### Goal of the exercise
Tally every line of the material that includes "在用户意向下", then give the tally and nothing else.

───── Recorded data

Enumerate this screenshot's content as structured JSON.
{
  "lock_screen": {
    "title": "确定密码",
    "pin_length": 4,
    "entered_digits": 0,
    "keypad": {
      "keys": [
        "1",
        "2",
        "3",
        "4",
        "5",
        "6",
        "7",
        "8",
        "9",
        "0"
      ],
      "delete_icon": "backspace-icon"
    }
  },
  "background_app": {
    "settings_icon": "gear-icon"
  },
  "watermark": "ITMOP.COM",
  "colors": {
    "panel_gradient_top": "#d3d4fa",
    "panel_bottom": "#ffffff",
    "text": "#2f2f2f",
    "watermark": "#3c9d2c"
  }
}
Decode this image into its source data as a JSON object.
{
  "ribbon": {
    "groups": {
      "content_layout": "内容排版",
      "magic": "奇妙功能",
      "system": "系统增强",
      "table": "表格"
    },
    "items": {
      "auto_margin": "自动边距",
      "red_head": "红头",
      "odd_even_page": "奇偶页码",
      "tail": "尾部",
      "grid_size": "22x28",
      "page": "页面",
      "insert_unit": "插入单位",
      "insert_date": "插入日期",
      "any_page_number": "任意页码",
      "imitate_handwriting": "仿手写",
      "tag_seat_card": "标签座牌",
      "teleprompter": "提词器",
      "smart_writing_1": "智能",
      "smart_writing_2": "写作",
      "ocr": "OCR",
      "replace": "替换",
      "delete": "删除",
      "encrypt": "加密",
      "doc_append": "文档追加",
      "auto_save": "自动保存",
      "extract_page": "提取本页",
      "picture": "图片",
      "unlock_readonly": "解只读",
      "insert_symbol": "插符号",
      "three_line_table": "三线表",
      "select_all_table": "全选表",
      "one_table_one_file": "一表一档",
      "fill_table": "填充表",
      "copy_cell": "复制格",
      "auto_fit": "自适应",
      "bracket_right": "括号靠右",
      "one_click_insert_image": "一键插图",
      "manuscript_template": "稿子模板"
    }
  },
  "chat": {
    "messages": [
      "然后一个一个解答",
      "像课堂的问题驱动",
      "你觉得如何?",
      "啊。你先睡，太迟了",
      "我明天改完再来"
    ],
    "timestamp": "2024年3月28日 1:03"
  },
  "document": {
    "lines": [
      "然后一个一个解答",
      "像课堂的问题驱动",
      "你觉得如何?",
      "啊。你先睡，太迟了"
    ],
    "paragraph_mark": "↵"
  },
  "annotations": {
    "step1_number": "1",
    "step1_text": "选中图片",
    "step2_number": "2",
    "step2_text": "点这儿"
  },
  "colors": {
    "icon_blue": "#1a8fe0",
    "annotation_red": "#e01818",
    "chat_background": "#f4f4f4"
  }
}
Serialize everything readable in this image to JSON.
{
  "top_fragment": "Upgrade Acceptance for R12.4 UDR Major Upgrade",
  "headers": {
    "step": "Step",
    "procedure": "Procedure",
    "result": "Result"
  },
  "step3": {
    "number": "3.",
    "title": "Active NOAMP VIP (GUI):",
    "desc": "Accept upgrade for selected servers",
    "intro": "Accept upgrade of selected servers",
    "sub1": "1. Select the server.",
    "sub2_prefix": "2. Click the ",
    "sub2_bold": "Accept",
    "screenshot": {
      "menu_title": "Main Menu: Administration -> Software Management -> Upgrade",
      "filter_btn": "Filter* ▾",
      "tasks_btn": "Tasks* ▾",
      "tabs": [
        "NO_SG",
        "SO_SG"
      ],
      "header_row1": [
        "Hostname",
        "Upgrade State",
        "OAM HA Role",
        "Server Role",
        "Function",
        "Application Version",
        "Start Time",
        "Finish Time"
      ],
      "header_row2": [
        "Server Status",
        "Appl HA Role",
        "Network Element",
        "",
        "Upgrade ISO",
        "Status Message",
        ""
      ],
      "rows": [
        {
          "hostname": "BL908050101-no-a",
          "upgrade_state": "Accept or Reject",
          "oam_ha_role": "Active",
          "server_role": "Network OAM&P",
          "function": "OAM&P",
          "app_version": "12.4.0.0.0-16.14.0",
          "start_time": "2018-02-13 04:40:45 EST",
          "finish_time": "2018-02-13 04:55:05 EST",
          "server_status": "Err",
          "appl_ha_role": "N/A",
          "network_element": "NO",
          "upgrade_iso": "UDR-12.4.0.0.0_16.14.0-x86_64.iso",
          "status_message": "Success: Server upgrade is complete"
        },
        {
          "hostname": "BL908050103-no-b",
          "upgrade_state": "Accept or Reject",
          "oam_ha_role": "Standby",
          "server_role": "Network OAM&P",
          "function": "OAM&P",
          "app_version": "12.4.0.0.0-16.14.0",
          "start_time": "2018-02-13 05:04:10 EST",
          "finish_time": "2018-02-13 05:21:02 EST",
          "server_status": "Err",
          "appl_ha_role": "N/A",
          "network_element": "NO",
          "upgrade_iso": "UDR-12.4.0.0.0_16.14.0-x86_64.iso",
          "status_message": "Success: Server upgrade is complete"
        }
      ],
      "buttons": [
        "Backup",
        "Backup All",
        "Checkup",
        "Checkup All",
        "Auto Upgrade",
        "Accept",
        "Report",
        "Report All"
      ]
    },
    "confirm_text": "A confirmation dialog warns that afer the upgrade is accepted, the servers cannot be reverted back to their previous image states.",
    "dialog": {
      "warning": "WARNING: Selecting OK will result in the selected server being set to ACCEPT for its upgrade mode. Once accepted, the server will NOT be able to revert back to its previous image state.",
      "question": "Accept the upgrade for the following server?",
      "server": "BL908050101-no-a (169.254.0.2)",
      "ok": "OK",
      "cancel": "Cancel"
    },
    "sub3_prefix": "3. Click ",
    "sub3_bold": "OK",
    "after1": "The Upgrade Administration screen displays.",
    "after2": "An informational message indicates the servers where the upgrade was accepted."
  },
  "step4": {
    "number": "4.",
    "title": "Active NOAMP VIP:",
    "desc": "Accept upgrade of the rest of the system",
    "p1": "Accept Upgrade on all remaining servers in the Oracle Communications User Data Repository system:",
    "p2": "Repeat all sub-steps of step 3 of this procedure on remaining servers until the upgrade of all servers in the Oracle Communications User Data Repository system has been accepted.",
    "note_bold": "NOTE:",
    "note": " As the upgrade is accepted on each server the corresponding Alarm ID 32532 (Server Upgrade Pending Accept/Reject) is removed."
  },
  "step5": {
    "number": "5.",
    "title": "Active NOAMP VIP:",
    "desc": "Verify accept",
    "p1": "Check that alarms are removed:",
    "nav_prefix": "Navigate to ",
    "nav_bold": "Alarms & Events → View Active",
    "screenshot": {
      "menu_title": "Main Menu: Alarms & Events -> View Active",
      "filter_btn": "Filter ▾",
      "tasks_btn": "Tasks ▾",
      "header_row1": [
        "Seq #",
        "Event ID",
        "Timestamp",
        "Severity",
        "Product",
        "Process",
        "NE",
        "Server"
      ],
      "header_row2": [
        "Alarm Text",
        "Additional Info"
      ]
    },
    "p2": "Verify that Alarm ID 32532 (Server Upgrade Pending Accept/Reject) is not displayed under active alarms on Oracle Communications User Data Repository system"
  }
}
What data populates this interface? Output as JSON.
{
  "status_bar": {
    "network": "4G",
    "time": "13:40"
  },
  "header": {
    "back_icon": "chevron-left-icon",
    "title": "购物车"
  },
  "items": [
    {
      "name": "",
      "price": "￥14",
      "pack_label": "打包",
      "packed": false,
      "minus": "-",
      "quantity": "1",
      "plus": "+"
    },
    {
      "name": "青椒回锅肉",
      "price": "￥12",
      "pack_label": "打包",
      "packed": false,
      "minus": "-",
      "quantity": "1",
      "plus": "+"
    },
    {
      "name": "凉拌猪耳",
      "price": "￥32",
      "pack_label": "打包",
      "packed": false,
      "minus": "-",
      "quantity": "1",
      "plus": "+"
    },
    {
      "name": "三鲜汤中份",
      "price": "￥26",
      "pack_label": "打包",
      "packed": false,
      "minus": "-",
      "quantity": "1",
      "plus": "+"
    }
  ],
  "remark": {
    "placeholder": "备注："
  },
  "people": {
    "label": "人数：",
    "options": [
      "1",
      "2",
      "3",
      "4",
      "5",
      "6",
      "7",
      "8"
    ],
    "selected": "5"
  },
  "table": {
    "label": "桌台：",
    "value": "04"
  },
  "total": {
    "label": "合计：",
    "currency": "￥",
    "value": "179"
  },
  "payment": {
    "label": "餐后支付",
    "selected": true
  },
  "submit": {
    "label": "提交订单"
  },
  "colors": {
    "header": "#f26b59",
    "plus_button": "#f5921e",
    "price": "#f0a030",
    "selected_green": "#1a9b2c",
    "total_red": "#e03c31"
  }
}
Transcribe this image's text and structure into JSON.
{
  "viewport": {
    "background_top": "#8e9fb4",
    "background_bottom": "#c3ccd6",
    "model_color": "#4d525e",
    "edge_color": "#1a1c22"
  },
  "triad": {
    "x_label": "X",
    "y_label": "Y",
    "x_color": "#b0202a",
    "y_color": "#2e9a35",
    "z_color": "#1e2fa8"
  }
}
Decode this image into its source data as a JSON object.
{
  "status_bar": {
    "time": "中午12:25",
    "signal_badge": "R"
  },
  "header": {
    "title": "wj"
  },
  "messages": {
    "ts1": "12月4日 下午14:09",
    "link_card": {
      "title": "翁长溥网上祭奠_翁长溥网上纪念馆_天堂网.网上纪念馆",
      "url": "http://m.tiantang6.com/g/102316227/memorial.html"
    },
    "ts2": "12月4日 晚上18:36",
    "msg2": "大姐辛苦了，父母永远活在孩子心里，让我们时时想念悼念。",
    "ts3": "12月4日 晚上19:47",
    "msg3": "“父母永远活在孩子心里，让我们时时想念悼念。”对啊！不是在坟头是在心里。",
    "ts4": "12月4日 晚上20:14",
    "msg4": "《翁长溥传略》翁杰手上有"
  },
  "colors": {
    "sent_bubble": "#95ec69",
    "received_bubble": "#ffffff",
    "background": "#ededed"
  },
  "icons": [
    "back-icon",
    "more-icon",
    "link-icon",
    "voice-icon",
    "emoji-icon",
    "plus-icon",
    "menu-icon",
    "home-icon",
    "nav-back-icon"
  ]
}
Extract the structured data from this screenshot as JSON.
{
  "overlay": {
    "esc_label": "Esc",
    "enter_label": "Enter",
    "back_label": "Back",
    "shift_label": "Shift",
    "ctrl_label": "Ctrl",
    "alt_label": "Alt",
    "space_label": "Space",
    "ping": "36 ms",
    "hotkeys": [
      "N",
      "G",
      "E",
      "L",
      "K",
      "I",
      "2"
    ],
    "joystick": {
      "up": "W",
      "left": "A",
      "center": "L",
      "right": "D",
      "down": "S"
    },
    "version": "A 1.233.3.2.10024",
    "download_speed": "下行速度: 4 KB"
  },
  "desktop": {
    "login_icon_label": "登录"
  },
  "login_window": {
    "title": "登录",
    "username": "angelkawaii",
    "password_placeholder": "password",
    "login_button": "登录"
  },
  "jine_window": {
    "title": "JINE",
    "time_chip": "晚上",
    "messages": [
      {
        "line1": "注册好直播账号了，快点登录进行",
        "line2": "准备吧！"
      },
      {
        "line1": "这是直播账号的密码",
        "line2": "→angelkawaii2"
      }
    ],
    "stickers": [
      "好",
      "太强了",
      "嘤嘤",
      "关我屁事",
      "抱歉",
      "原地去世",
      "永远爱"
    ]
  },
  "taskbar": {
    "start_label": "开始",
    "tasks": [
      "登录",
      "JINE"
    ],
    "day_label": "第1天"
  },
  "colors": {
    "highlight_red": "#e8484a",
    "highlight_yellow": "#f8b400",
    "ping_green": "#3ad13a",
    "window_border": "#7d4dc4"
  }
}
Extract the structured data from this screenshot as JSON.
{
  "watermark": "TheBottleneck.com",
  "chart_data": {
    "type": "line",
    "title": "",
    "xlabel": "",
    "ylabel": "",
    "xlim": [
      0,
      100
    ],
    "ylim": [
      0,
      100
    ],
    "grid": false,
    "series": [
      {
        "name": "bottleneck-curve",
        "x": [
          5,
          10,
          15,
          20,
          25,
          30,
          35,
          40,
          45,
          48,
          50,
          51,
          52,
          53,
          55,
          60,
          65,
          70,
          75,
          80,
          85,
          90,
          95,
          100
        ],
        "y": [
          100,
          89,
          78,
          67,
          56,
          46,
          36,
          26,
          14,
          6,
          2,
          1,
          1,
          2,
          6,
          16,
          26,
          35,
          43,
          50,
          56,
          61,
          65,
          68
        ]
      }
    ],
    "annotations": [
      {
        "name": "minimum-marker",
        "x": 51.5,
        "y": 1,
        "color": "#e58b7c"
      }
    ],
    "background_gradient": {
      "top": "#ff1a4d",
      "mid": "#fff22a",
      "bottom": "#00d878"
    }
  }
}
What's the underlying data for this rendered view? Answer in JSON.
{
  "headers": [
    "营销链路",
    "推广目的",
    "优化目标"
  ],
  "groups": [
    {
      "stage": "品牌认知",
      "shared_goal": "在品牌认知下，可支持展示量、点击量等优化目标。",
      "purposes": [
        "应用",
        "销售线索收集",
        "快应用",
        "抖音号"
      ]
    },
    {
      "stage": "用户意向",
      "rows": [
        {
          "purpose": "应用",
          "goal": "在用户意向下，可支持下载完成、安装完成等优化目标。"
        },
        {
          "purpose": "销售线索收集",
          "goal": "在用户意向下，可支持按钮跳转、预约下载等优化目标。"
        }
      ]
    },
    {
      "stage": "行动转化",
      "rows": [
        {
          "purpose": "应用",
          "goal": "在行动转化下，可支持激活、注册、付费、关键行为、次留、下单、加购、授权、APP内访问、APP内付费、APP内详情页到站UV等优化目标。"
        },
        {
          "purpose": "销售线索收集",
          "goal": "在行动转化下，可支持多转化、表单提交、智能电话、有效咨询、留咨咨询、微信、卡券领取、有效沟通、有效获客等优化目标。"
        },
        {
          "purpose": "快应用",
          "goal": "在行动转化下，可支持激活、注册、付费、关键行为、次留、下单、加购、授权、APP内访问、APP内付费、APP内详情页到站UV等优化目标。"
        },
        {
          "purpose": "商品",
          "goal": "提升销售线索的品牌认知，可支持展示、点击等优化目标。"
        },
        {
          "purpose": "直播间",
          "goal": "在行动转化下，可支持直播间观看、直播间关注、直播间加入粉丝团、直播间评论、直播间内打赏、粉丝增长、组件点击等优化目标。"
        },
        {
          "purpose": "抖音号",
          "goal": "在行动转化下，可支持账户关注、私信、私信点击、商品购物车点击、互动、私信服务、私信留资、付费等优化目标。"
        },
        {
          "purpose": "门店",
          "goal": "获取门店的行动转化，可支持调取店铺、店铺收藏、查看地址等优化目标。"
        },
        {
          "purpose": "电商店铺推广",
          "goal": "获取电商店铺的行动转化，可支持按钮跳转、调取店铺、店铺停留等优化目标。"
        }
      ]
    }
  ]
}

──────────

### Finished task
2